* Record extracts

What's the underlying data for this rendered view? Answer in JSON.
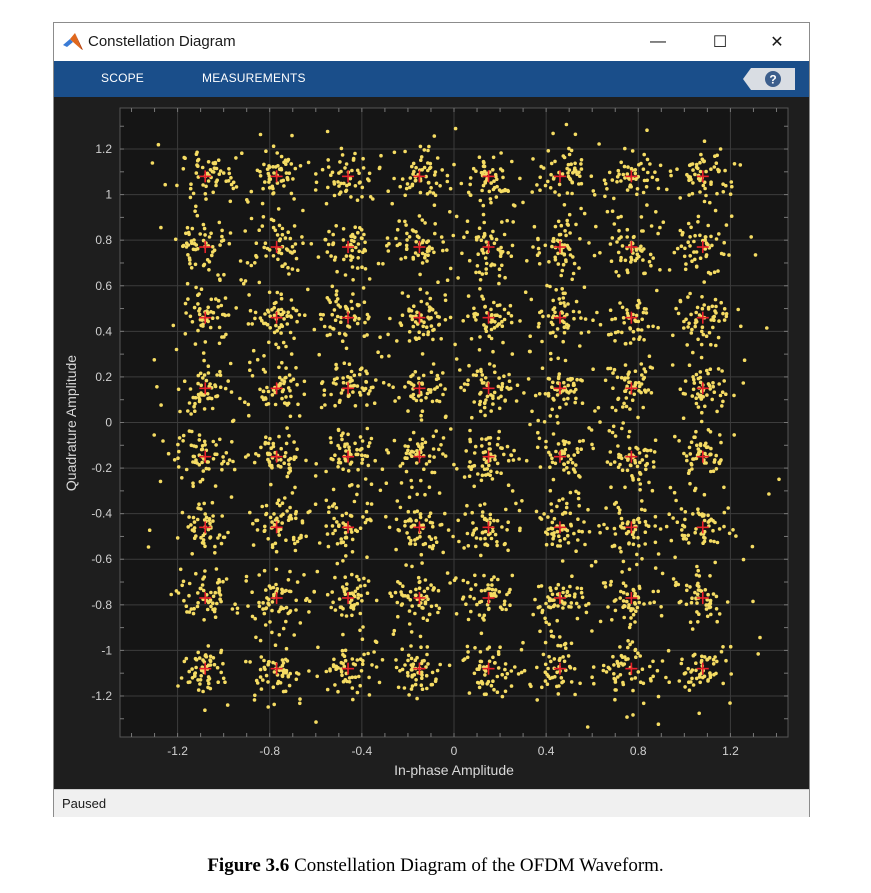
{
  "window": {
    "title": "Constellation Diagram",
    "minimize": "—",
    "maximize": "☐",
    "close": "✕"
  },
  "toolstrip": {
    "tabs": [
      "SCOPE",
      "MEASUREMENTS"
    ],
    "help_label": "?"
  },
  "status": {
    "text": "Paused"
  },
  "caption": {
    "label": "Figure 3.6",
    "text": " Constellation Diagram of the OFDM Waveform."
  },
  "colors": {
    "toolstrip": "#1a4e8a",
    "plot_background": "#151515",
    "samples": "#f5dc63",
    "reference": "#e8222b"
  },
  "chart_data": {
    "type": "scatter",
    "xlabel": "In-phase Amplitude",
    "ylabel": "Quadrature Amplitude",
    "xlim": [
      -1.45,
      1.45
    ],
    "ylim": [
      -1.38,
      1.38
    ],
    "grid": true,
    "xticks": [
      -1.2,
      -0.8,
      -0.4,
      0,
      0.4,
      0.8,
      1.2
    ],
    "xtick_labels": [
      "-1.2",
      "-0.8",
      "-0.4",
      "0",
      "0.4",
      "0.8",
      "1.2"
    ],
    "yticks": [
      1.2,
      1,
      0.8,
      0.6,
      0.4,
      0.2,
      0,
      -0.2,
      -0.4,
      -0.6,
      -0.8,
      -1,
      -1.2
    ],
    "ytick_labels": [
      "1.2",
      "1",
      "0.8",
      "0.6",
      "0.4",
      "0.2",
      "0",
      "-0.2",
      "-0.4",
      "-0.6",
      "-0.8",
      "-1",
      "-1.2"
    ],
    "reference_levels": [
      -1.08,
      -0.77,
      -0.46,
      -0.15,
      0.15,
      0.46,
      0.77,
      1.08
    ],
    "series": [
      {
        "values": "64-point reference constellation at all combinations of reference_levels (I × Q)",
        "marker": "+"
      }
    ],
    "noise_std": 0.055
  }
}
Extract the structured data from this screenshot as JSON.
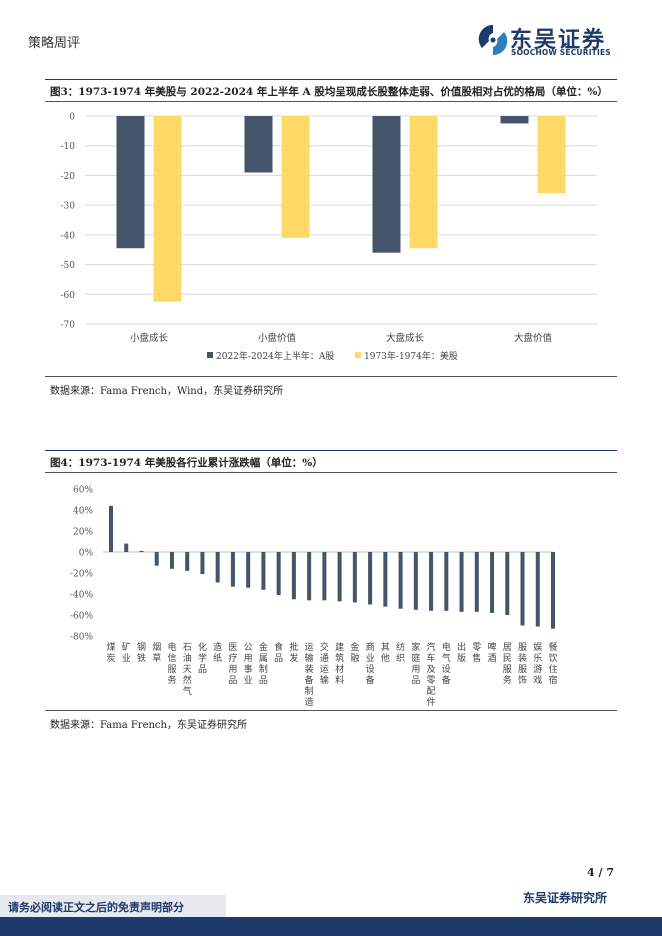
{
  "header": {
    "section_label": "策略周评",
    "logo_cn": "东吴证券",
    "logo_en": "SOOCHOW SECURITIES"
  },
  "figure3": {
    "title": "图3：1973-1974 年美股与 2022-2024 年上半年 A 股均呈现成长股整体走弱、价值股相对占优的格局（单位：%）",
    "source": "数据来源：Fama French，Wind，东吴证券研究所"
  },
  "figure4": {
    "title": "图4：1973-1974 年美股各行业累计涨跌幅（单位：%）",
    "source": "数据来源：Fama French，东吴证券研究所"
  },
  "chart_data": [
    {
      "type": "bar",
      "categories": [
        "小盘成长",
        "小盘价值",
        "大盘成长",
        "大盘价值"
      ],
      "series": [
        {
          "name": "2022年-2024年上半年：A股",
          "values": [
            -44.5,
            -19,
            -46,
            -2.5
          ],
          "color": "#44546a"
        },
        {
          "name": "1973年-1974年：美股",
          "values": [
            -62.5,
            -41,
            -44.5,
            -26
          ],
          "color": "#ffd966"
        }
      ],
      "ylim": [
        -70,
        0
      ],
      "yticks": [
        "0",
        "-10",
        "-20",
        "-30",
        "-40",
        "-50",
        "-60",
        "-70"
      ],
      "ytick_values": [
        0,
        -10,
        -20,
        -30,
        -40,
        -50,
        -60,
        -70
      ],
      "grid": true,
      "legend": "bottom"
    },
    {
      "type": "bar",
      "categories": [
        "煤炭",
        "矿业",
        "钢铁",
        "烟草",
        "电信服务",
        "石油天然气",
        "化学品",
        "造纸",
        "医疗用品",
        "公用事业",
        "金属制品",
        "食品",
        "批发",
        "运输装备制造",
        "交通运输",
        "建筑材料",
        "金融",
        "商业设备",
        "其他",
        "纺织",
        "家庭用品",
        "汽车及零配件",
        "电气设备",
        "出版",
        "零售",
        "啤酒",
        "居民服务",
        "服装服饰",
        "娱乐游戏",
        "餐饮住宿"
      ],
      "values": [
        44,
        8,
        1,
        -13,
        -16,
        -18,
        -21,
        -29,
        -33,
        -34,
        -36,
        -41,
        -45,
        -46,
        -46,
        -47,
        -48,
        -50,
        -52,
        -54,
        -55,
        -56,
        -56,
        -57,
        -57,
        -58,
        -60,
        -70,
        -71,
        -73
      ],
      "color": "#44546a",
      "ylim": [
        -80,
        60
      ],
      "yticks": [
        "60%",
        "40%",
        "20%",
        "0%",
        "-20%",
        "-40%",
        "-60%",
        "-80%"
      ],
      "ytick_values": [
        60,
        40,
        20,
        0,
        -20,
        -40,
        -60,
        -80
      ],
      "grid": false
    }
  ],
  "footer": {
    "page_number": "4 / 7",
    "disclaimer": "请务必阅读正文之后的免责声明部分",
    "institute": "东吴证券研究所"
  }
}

* What needs to be done
Transcribe every record above exactly as written, leaving out any pictures.

* Task solution
What's the underlying data for this rendered view? Answer in JSON.
{
  "window": {
    "title": "Constellation Diagram",
    "minimize": "—",
    "maximize": "☐",
    "close": "✕"
  },
  "toolstrip": {
    "tabs": [
      "SCOPE",
      "MEASUREMENTS"
    ],
    "help_label": "?"
  },
  "status": {
    "text": "Paused"
  },
  "caption": {
    "label": "Figure 3.6",
    "text": " Constellation Diagram of the OFDM Waveform."
  },
  "colors": {
    "toolstrip": "#1a4e8a",
    "plot_background": "#151515",
    "samples": "#f5dc63",
    "reference": "#e8222b"
  },
  "chart_data": {
    "type": "scatter",
    "xlabel": "In-phase Amplitude",
    "ylabel": "Quadrature Amplitude",
    "xlim": [
      -1.45,
      1.45
    ],
    "ylim": [
      -1.38,
      1.38
    ],
    "grid": true,
    "xticks": [
      -1.2,
      -0.8,
      -0.4,
      0,
      0.4,
      0.8,
      1.2
    ],
    "xtick_labels": [
      "-1.2",
      "-0.8",
      "-0.4",
      "0",
      "0.4",
      "0.8",
      "1.2"
    ],
    "yticks": [
      1.2,
      1,
      0.8,
      0.6,
      0.4,
      0.2,
      0,
      -0.2,
      -0.4,
      -0.6,
      -0.8,
      -1,
      -1.2
    ],
    "ytick_labels": [
      "1.2",
      "1",
      "0.8",
      "0.6",
      "0.4",
      "0.2",
      "0",
      "-0.2",
      "-0.4",
      "-0.6",
      "-0.8",
      "-1",
      "-1.2"
    ],
    "reference_levels": [
      -1.08,
      -0.77,
      -0.46,
      -0.15,
      0.15,
      0.46,
      0.77,
      1.08
    ],
    "series": [
      {
        "values": "64-point reference constellation at all combinations of reference_levels (I × Q)",
        "marker": "+"
      }
    ],
    "noise_std": 0.055
  }
}
Extract the structured data from this screenshot as JSON.
{
  "header": {
    "section_label": "策略周评",
    "logo_cn": "东吴证券",
    "logo_en": "SOOCHOW SECURITIES"
  },
  "figure3": {
    "title": "图3：1973-1974 年美股与 2022-2024 年上半年 A 股均呈现成长股整体走弱、价值股相对占优的格局（单位：%）",
    "source": "数据来源：Fama French，Wind，东吴证券研究所"
  },
  "figure4": {
    "title": "图4：1973-1974 年美股各行业累计涨跌幅（单位：%）",
    "source": "数据来源：Fama French，东吴证券研究所"
  },
  "chart_data": [
    {
      "type": "bar",
      "categories": [
        "小盘成长",
        "小盘价值",
        "大盘成长",
        "大盘价值"
      ],
      "series": [
        {
          "name": "2022年-2024年上半年：A股",
          "values": [
            -44.5,
            -19,
            -46,
            -2.5
          ],
          "color": "#44546a"
        },
        {
          "name": "1973年-1974年：美股",
          "values": [
            -62.5,
            -41,
            -44.5,
            -26
          ],
          "color": "#ffd966"
        }
      ],
      "ylim": [
        -70,
        0
      ],
      "yticks": [
        "0",
        "-10",
        "-20",
        "-30",
        "-40",
        "-50",
        "-60",
        "-70"
      ],
      "ytick_values": [
        0,
        -10,
        -20,
        -30,
        -40,
        -50,
        -60,
        -70
      ],
      "grid": true,
      "legend": "bottom"
    },
    {
      "type": "bar",
      "categories": [
        "煤炭",
        "矿业",
        "钢铁",
        "烟草",
        "电信服务",
        "石油天然气",
        "化学品",
        "造纸",
        "医疗用品",
        "公用事业",
        "金属制品",
        "食品",
        "批发",
        "运输装备制造",
        "交通运输",
        "建筑材料",
        "金融",
        "商业设备",
        "其他",
        "纺织",
        "家庭用品",
        "汽车及零配件",
        "电气设备",
        "出版",
        "零售",
        "啤酒",
        "居民服务",
        "服装服饰",
        "娱乐游戏",
        "餐饮住宿"
      ],
      "values": [
        44,
        8,
        1,
        -13,
        -16,
        -18,
        -21,
        -29,
        -33,
        -34,
        -36,
        -41,
        -45,
        -46,
        -46,
        -47,
        -48,
        -50,
        -52,
        -54,
        -55,
        -56,
        -56,
        -57,
        -57,
        -58,
        -60,
        -70,
        -71,
        -73
      ],
      "color": "#44546a",
      "ylim": [
        -80,
        60
      ],
      "yticks": [
        "60%",
        "40%",
        "20%",
        "0%",
        "-20%",
        "-40%",
        "-60%",
        "-80%"
      ],
      "ytick_values": [
        60,
        40,
        20,
        0,
        -20,
        -40,
        -60,
        -80
      ],
      "grid": false
    }
  ],
  "footer": {
    "page_number": "4 / 7",
    "disclaimer": "请务必阅读正文之后的免责声明部分",
    "institute": "东吴证券研究所"
  }
}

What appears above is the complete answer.